§ **TASK INPUTS**:
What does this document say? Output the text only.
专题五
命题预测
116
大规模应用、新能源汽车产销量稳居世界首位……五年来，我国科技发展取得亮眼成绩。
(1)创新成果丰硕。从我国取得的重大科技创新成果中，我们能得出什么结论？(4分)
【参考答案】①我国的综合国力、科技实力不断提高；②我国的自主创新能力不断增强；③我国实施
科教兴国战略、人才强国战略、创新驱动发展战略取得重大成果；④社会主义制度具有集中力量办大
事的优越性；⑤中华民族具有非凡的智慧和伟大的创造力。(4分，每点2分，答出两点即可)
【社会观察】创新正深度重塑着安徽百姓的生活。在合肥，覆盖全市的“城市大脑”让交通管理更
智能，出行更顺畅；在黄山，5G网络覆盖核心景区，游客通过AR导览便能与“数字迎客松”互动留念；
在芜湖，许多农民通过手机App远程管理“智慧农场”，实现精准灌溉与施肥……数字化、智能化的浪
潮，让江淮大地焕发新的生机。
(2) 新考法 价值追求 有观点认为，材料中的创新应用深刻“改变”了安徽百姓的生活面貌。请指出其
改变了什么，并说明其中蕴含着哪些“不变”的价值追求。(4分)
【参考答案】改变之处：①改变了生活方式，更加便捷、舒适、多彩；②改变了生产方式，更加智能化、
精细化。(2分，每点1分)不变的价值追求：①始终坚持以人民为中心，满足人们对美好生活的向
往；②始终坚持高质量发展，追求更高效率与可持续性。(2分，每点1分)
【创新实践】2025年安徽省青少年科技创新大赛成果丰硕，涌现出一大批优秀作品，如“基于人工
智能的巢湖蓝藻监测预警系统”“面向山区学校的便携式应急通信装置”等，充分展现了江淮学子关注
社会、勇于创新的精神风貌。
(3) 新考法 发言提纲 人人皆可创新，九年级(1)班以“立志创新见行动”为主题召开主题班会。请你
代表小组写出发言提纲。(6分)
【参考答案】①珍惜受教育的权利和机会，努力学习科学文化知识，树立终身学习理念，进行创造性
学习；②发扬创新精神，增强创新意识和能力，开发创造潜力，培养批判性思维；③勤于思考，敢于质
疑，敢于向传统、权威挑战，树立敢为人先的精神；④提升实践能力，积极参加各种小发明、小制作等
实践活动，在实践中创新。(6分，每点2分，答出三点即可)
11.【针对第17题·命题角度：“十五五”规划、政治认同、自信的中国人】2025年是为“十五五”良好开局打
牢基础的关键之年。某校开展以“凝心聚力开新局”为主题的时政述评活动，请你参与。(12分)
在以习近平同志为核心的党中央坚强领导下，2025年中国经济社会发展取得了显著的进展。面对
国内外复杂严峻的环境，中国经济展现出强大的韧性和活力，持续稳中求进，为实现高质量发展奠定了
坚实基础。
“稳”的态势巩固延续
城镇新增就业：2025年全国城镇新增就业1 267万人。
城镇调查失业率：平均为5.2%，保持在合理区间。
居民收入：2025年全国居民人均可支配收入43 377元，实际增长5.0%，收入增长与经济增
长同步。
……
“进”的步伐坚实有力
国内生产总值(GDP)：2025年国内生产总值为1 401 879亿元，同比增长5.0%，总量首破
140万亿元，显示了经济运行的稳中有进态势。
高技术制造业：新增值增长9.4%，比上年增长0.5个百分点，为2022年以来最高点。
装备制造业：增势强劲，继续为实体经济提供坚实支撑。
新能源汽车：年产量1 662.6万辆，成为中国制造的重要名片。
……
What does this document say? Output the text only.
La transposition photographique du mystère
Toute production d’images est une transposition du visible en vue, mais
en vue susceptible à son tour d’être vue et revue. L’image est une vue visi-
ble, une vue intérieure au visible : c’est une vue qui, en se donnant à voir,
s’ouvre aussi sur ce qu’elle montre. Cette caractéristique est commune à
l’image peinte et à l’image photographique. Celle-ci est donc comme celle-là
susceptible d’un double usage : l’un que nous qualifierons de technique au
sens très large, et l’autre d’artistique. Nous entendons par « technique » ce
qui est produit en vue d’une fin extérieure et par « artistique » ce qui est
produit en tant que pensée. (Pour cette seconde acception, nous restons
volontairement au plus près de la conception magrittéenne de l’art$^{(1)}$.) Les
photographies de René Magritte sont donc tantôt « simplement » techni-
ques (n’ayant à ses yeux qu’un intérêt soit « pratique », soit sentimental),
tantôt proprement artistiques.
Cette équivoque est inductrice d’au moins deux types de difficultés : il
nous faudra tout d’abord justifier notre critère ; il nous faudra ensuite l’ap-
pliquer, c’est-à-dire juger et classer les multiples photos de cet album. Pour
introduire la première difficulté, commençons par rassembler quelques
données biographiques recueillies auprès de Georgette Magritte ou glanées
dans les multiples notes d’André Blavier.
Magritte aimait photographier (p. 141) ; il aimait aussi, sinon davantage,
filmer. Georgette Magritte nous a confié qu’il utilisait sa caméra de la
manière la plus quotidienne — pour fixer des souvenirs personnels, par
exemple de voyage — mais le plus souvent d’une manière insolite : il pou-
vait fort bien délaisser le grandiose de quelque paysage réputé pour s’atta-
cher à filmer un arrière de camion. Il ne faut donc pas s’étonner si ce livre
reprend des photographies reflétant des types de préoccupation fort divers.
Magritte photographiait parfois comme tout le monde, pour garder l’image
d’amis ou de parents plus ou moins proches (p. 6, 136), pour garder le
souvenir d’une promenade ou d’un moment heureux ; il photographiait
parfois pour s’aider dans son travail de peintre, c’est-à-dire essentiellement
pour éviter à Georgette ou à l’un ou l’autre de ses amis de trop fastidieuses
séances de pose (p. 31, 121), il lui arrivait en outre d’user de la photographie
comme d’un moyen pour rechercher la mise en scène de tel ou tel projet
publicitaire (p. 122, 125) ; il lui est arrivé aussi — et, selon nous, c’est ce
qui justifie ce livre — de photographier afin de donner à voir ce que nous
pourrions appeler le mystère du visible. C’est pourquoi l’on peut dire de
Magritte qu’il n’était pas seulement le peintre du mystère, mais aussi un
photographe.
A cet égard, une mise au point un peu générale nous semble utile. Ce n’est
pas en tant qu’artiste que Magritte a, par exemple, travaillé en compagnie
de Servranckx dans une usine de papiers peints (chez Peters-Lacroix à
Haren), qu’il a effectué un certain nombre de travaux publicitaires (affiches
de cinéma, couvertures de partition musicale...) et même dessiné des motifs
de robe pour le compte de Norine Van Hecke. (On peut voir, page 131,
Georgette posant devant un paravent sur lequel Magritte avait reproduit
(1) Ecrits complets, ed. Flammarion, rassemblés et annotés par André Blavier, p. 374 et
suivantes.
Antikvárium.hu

§ **TASK DESCRIPTION**: Write the listing out again, exactly as shown above.

§ **REPLY**:
What does this document say? Output the text only.
专题五
命题预测
116
大规模应用、新能源汽车产销量稳居世界首位……五年来，我国科技发展取得亮眼成绩。
(1)创新成果丰硕。从我国取得的重大科技创新成果中，我们能得出什么结论？(4分)
【参考答案】①我国的综合国力、科技实力不断提高；②我国的自主创新能力不断增强；③我国实施
科教兴国战略、人才强国战略、创新驱动发展战略取得重大成果；④社会主义制度具有集中力量办大
事的优越性；⑤中华民族具有非凡的智慧和伟大的创造力。(4分，每点2分，答出两点即可)
【社会观察】创新正深度重塑着安徽百姓的生活。在合肥，覆盖全市的“城市大脑”让交通管理更
智能，出行更顺畅；在黄山，5G网络覆盖核心景区，游客通过AR导览便能与“数字迎客松”互动留念；
在芜湖，许多农民通过手机App远程管理“智慧农场”，实现精准灌溉与施肥……数字化、智能化的浪
潮，让江淮大地焕发新的生机。
(2) 新考法 价值追求 有观点认为，材料中的创新应用深刻“改变”了安徽百姓的生活面貌。请指出其
改变了什么，并说明其中蕴含着哪些“不变”的价值追求。(4分)
【参考答案】改变之处：①改变了生活方式，更加便捷、舒适、多彩；②改变了生产方式，更加智能化、
精细化。(2分，每点1分)不变的价值追求：①始终坚持以人民为中心，满足人们对美好生活的向
往；②始终坚持高质量发展，追求更高效率与可持续性。(2分，每点1分)
【创新实践】2025年安徽省青少年科技创新大赛成果丰硕，涌现出一大批优秀作品，如“基于人工
智能的巢湖蓝藻监测预警系统”“面向山区学校的便携式应急通信装置”等，充分展现了江淮学子关注
社会、勇于创新的精神风貌。
(3) 新考法 发言提纲 人人皆可创新，九年级(1)班以“立志创新见行动”为主题召开主题班会。请你
代表小组写出发言提纲。(6分)
【参考答案】①珍惜受教育的权利和机会，努力学习科学文化知识，树立终身学习理念，进行创造性
学习；②发扬创新精神，增强创新意识和能力，开发创造潜力，培养批判性思维；③勤于思考，敢于质
疑，敢于向传统、权威挑战，树立敢为人先的精神；④提升实践能力，积极参加各种小发明、小制作等
实践活动，在实践中创新。(6分，每点2分，答出三点即可)
11.【针对第17题·命题角度：“十五五”规划、政治认同、自信的中国人】2025年是为“十五五”良好开局打
牢基础的关键之年。某校开展以“凝心聚力开新局”为主题的时政述评活动，请你参与。(12分)
在以习近平同志为核心的党中央坚强领导下，2025年中国经济社会发展取得了显著的进展。面对
国内外复杂严峻的环境，中国经济展现出强大的韧性和活力，持续稳中求进，为实现高质量发展奠定了
坚实基础。
“稳”的态势巩固延续
城镇新增就业：2025年全国城镇新增就业1 267万人。
城镇调查失业率：平均为5.2%，保持在合理区间。
居民收入：2025年全国居民人均可支配收入43 377元，实际增长5.0%，收入增长与经济增
长同步。
……
“进”的步伐坚实有力
国内生产总值(GDP)：2025年国内生产总值为1 401 879亿元，同比增长5.0%，总量首破
140万亿元，显示了经济运行的稳中有进态势。
高技术制造业：新增值增长9.4%，比上年增长0.5个百分点，为2022年以来最高点。
装备制造业：增势强劲，继续为实体经济提供坚实支撑。
新能源汽车：年产量1 662.6万辆，成为中国制造的重要名片。
……
What does this document say? Output the text only.
La transposition photographique du mystère
Toute production d’images est une transposition du visible en vue, mais
en vue susceptible à son tour d’être vue et revue. L’image est une vue visi-
ble, une vue intérieure au visible : c’est une vue qui, en se donnant à voir,
s’ouvre aussi sur ce qu’elle montre. Cette caractéristique est commune à
l’image peinte et à l’image photographique. Celle-ci est donc comme celle-là
susceptible d’un double usage : l’un que nous qualifierons de technique au
sens très large, et l’autre d’artistique. Nous entendons par « technique » ce
qui est produit en vue d’une fin extérieure et par « artistique » ce qui est
produit en tant que pensée. (Pour cette seconde acception, nous restons
volontairement au plus près de la conception magrittéenne de l’art$^{(1)}$.) Les
photographies de René Magritte sont donc tantôt « simplement » techni-
ques (n’ayant à ses yeux qu’un intérêt soit « pratique », soit sentimental),
tantôt proprement artistiques.
Cette équivoque est inductrice d’au moins deux types de difficultés : il
nous faudra tout d’abord justifier notre critère ; il nous faudra ensuite l’ap-
pliquer, c’est-à-dire juger et classer les multiples photos de cet album. Pour
introduire la première difficulté, commençons par rassembler quelques
données biographiques recueillies auprès de Georgette Magritte ou glanées
dans les multiples notes d’André Blavier.
Magritte aimait photographier (p. 141) ; il aimait aussi, sinon davantage,
filmer. Georgette Magritte nous a confié qu’il utilisait sa caméra de la
manière la plus quotidienne — pour fixer des souvenirs personnels, par
exemple de voyage — mais le plus souvent d’une manière insolite : il pou-
vait fort bien délaisser le grandiose de quelque paysage réputé pour s’atta-
cher à filmer un arrière de camion. Il ne faut donc pas s’étonner si ce livre
reprend des photographies reflétant des types de préoccupation fort divers.
Magritte photographiait parfois comme tout le monde, pour garder l’image
d’amis ou de parents plus ou moins proches (p. 6, 136), pour garder le
souvenir d’une promenade ou d’un moment heureux ; il photographiait
parfois pour s’aider dans son travail de peintre, c’est-à-dire essentiellement
pour éviter à Georgette ou à l’un ou l’autre de ses amis de trop fastidieuses
séances de pose (p. 31, 121), il lui arrivait en outre d’user de la photographie
comme d’un moyen pour rechercher la mise en scène de tel ou tel projet
publicitaire (p. 122, 125) ; il lui est arrivé aussi — et, selon nous, c’est ce
qui justifie ce livre — de photographier afin de donner à voir ce que nous
pourrions appeler le mystère du visible. C’est pourquoi l’on peut dire de
Magritte qu’il n’était pas seulement le peintre du mystère, mais aussi un
photographe.
A cet égard, une mise au point un peu générale nous semble utile. Ce n’est
pas en tant qu’artiste que Magritte a, par exemple, travaillé en compagnie
de Servranckx dans une usine de papiers peints (chez Peters-Lacroix à
Haren), qu’il a effectué un certain nombre de travaux publicitaires (affiches
de cinéma, couvertures de partition musicale...) et même dessiné des motifs
de robe pour le compte de Norine Van Hecke. (On peut voir, page 131,
Georgette posant devant un paravent sur lequel Magritte avait reproduit
(1) Ecrits complets, ed. Flammarion, rassemblés et annotés par André Blavier, p. 374 et
suivantes.
Antikvárium.hu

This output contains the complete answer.